* **INSTRUCTIONS FOR THE TASK**:
All of the entries must be reproduced exactly, with no images carried over.

Stored entries
# # # # # # #

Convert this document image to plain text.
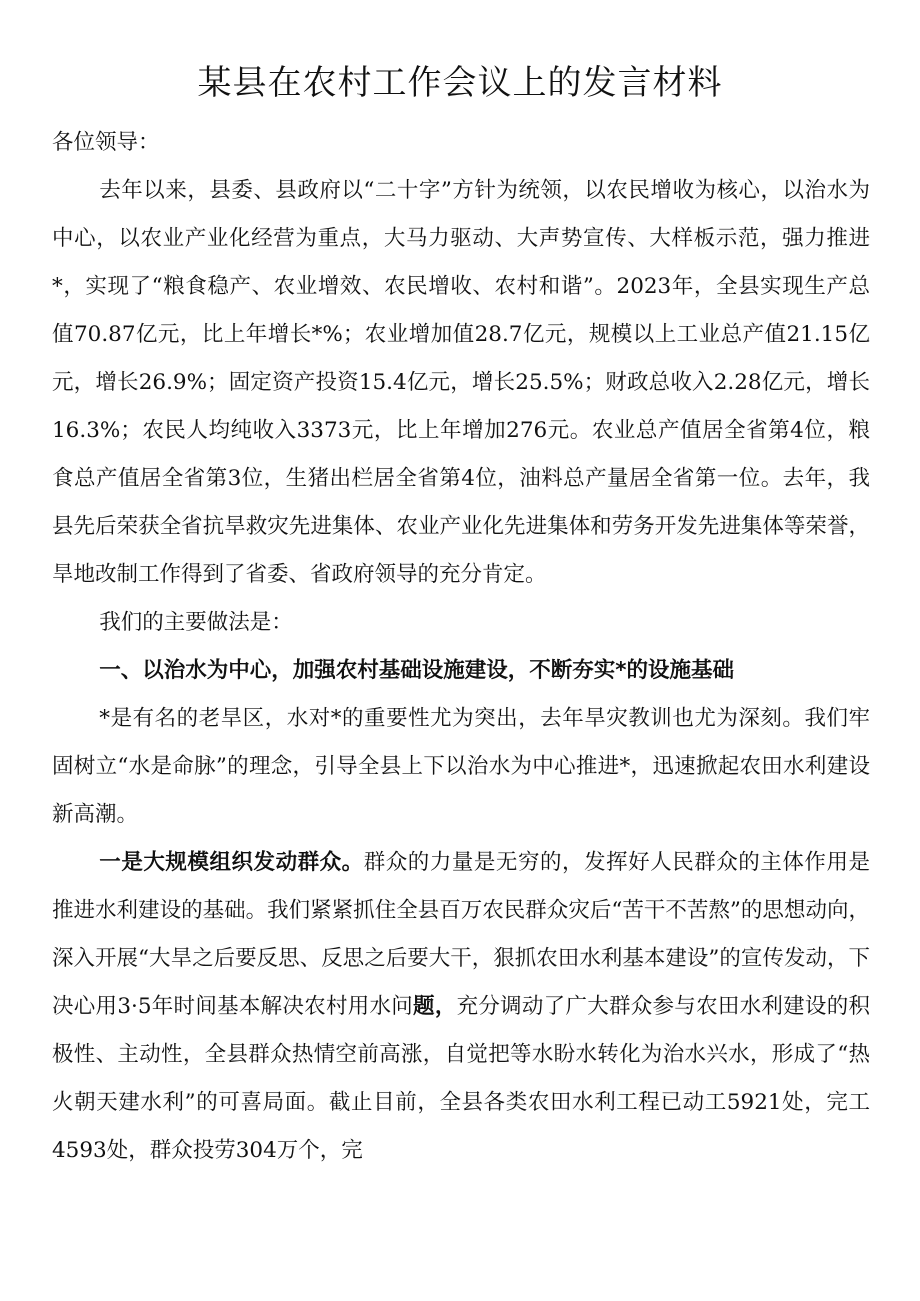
某县在农村工作会议上的发言材料

各位领导：

去年以来，县委、县政府以“二十字”方针为统领，以农民增收为核心，以治水为中心，以农业产业化经营为重点，大马力驱动、大声势宣传、大样板示范，强力推进*，实现了“粮食稳产、农业增效、农民增收、农村和谐”。2023年，全县实现生产总值70.87亿元，比上年增长*%；农业增加值28.7亿元，规模以上工业总产值21.15亿元，增长26.9%；固定资产投资15.4亿元，增长25.5%；财政总收入2.28亿元，增长16.3%；农民人均纯收入3373元，比上年增加276元。农业总产值居全省第4位，粮食总产值居全省第3位，生猪出栏居全省第4位，油料总产量居全省第一位。去年，我县先后荣获全省抗旱救灾先进集体、农业产业化先进集体和劳务开发先进集体等荣誉，旱地改制工作得到了省委、省政府领导的充分肯定。

我们的主要做法是：

一、以治水为中心，加强农村基础设施建设，不断夯实*的设施基础

*是有名的老旱区，水对*的重要性尤为突出，去年旱灾教训也尤为深刻。我们牢固树立“水是命脉”的理念，引导全县上下以治水为中心推进*，迅速掀起农田水利建设新高潮。

一是大规模组织发动群众。群众的力量是无穷的，发挥好人民群众的主体作用是推进水利建设的基础。我们紧紧抓住全县百万农民群众灾后“苦干不苦熬”的思想动向，深入开展“大旱之后要反思、反思之后要大干，狠抓农田水利基本建设”的宣传发动，下决心用3·5年时间基本解决农村用水问题，充分调动了广大群众参与农田水利建设的积极性、主动性，全县群众热情空前高涨，自觉把等水盼水转化为治水兴水，形成了“热火朝天建水利”的可喜局面。截止目前，全县各类农田水利工程已动工5921处，完工4593处，群众投劳304万个，完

# # # # # # #

* **RESULT OF THIS EXERCISE**:
Convert this document image to plain text.
某县在农村工作会议上的发言材料

各位领导：

去年以来，县委、县政府以“二十字”方针为统领，以农民增收为核心，以治水为中心，以农业产业化经营为重点，大马力驱动、大声势宣传、大样板示范，强力推进*，实现了“粮食稳产、农业增效、农民增收、农村和谐”。2023年，全县实现生产总值70.87亿元，比上年增长*%；农业增加值28.7亿元，规模以上工业总产值21.15亿元，增长26.9%；固定资产投资15.4亿元，增长25.5%；财政总收入2.28亿元，增长16.3%；农民人均纯收入3373元，比上年增加276元。农业总产值居全省第4位，粮食总产值居全省第3位，生猪出栏居全省第4位，油料总产量居全省第一位。去年，我县先后荣获全省抗旱救灾先进集体、农业产业化先进集体和劳务开发先进集体等荣誉，旱地改制工作得到了省委、省政府领导的充分肯定。

我们的主要做法是：

一、以治水为中心，加强农村基础设施建设，不断夯实*的设施基础

*是有名的老旱区，水对*的重要性尤为突出，去年旱灾教训也尤为深刻。我们牢固树立“水是命脉”的理念，引导全县上下以治水为中心推进*，迅速掀起农田水利建设新高潮。

一是大规模组织发动群众。群众的力量是无穷的，发挥好人民群众的主体作用是推进水利建设的基础。我们紧紧抓住全县百万农民群众灾后“苦干不苦熬”的思想动向，深入开展“大旱之后要反思、反思之后要大干，狠抓农田水利基本建设”的宣传发动，下决心用3·5年时间基本解决农村用水问题，充分调动了广大群众参与农田水利建设的积极性、主动性，全县群众热情空前高涨，自觉把等水盼水转化为治水兴水，形成了“热火朝天建水利”的可喜局面。截止目前，全县各类农田水利工程已动工5921处，完工4593处，群众投劳304万个，完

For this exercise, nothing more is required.